-- Start of Listing --

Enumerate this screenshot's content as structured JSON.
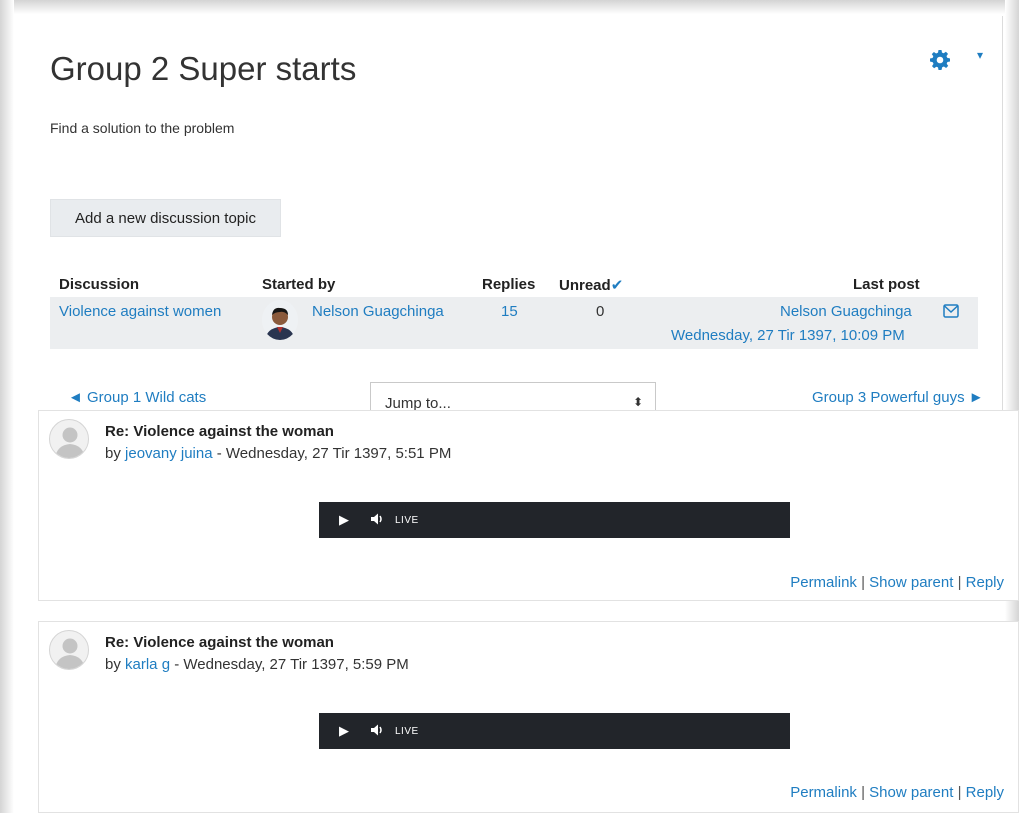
{
  "forum": {
    "title": "Group 2 Super starts",
    "intro": "Find a solution to the problem",
    "add_button": "Add a new discussion topic"
  },
  "table": {
    "headers": {
      "discussion": "Discussion",
      "started_by": "Started by",
      "replies": "Replies",
      "unread": "Unread",
      "last_post": "Last post"
    },
    "rows": [
      {
        "discussion": "Violence against women",
        "started_by": "Nelson Guagchinga",
        "replies": "15",
        "unread": "0",
        "last_post_author": "Nelson Guagchinga",
        "last_post_date": "Wednesday, 27 Tir 1397, 10:09 PM"
      }
    ]
  },
  "navigation": {
    "prev": "◄ Group 1 Wild cats",
    "jump_placeholder": "Jump to...",
    "next": "Group 3 Powerful guys ►"
  },
  "posts": [
    {
      "subject": "Re: Violence against the woman",
      "by_prefix": "by ",
      "author": "jeovany juina",
      "date": " - Wednesday, 27 Tir 1397, 5:51 PM",
      "player_label": "LIVE"
    },
    {
      "subject": "Re: Violence against the woman",
      "by_prefix": "by ",
      "author": "karla g",
      "date": " - Wednesday, 27 Tir 1397, 5:59 PM",
      "player_label": "LIVE"
    }
  ],
  "post_actions": {
    "permalink": "Permalink",
    "show_parent": "Show parent",
    "reply": "Reply",
    "separator": "|"
  },
  "colors": {
    "link": "#1f7dc1",
    "player": "#22252a",
    "row_bg": "#eceef0",
    "button_bg": "#e9ecef"
  }
}
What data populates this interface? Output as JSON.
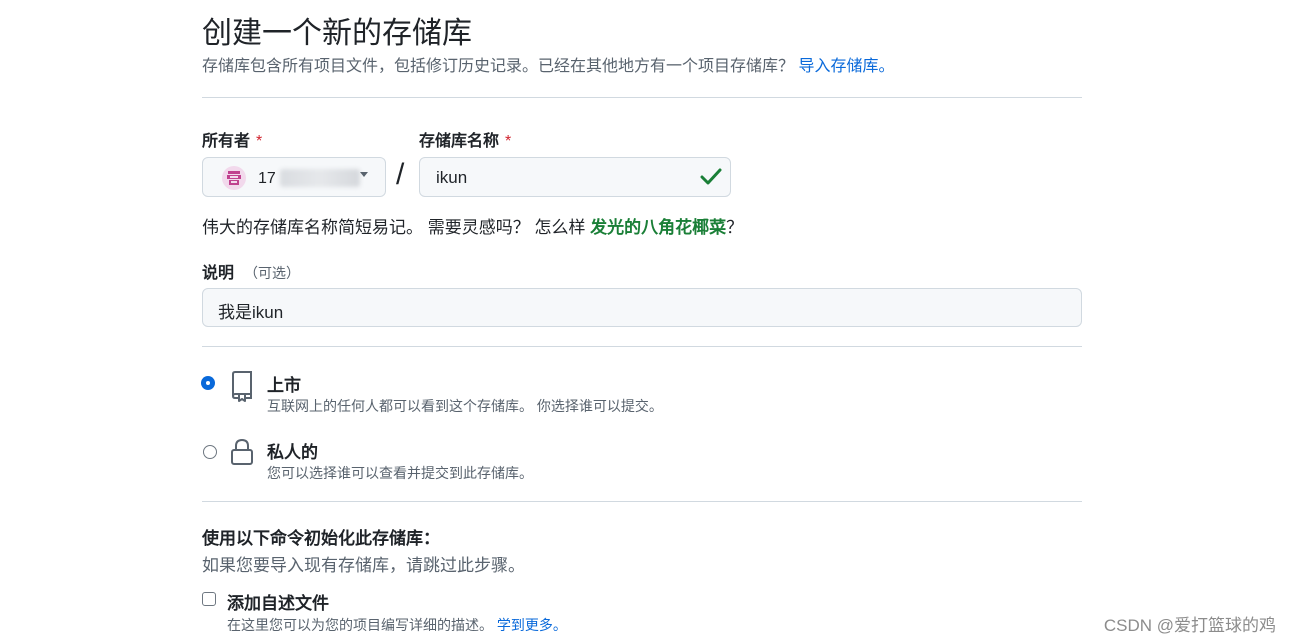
{
  "header": {
    "title": "创建一个新的存储库",
    "subtitle": "存储库包含所有项目文件，包括修订历史记录。已经在其他地方有一个项目存储库？",
    "import_link": "导入存储库。"
  },
  "owner": {
    "label": "所有者",
    "required_mark": "*",
    "value_visible": "17"
  },
  "separator": "/",
  "repo_name": {
    "label": "存储库名称",
    "required_mark": "*",
    "value": "ikun"
  },
  "name_hint": {
    "text": "伟大的存储库名称简短易记。 需要灵感吗？ 怎么样 ",
    "suggestion": "发光的八角花椰菜",
    "suffix": "？"
  },
  "description": {
    "label": "说明",
    "optional": "（可选）",
    "value": "我是ikun"
  },
  "visibility": {
    "public": {
      "title": "上市",
      "desc": "互联网上的任何人都可以看到这个存储库。 你选择谁可以提交。",
      "selected": true
    },
    "private": {
      "title": "私人的",
      "desc": "您可以选择谁可以查看并提交到此存储库。",
      "selected": false
    }
  },
  "init": {
    "title": "使用以下命令初始化此存储库：",
    "desc": "如果您要导入现有存储库，请跳过此步骤。",
    "readme_label": "添加自述文件",
    "readme_desc": "在这里您可以为您的项目编写详细的描述。",
    "learn_more": "学到更多。",
    "readme_checked": false
  },
  "watermark": "CSDN @爱打篮球的鸡",
  "colors": {
    "link": "#0969da",
    "success": "#1a7f37",
    "required": "#d1242f"
  }
}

-- End of Listing --

◆ What is required ◆
Repeat all of the entries word for word, but omit the pictures.

◆ Task output ◆
Enumerate this screenshot's content as structured JSON.
{
  "forum": {
    "title": "Group 2 Super starts",
    "intro": "Find a solution to the problem",
    "add_button": "Add a new discussion topic"
  },
  "table": {
    "headers": {
      "discussion": "Discussion",
      "started_by": "Started by",
      "replies": "Replies",
      "unread": "Unread",
      "last_post": "Last post"
    },
    "rows": [
      {
        "discussion": "Violence against women",
        "started_by": "Nelson Guagchinga",
        "replies": "15",
        "unread": "0",
        "last_post_author": "Nelson Guagchinga",
        "last_post_date": "Wednesday, 27 Tir 1397, 10:09 PM"
      }
    ]
  },
  "navigation": {
    "prev": "◄ Group 1 Wild cats",
    "jump_placeholder": "Jump to...",
    "next": "Group 3 Powerful guys ►"
  },
  "posts": [
    {
      "subject": "Re: Violence against the woman",
      "by_prefix": "by ",
      "author": "jeovany juina",
      "date": " - Wednesday, 27 Tir 1397, 5:51 PM",
      "player_label": "LIVE"
    },
    {
      "subject": "Re: Violence against the woman",
      "by_prefix": "by ",
      "author": "karla g",
      "date": " - Wednesday, 27 Tir 1397, 5:59 PM",
      "player_label": "LIVE"
    }
  ],
  "post_actions": {
    "permalink": "Permalink",
    "show_parent": "Show parent",
    "reply": "Reply",
    "separator": "|"
  },
  "colors": {
    "link": "#1f7dc1",
    "player": "#22252a",
    "row_bg": "#eceef0",
    "button_bg": "#e9ecef"
  }
}
What data populates this interface? Output as JSON.
{
  "header": {
    "title": "创建一个新的存储库",
    "subtitle": "存储库包含所有项目文件，包括修订历史记录。已经在其他地方有一个项目存储库？",
    "import_link": "导入存储库。"
  },
  "owner": {
    "label": "所有者",
    "required_mark": "*",
    "value_visible": "17"
  },
  "separator": "/",
  "repo_name": {
    "label": "存储库名称",
    "required_mark": "*",
    "value": "ikun"
  },
  "name_hint": {
    "text": "伟大的存储库名称简短易记。 需要灵感吗？ 怎么样 ",
    "suggestion": "发光的八角花椰菜",
    "suffix": "？"
  },
  "description": {
    "label": "说明",
    "optional": "（可选）",
    "value": "我是ikun"
  },
  "visibility": {
    "public": {
      "title": "上市",
      "desc": "互联网上的任何人都可以看到这个存储库。 你选择谁可以提交。",
      "selected": true
    },
    "private": {
      "title": "私人的",
      "desc": "您可以选择谁可以查看并提交到此存储库。",
      "selected": false
    }
  },
  "init": {
    "title": "使用以下命令初始化此存储库：",
    "desc": "如果您要导入现有存储库，请跳过此步骤。",
    "readme_label": "添加自述文件",
    "readme_desc": "在这里您可以为您的项目编写详细的描述。",
    "learn_more": "学到更多。",
    "readme_checked": false
  },
  "watermark": "CSDN @爱打篮球的鸡",
  "colors": {
    "link": "#0969da",
    "success": "#1a7f37",
    "required": "#d1242f"
  }
}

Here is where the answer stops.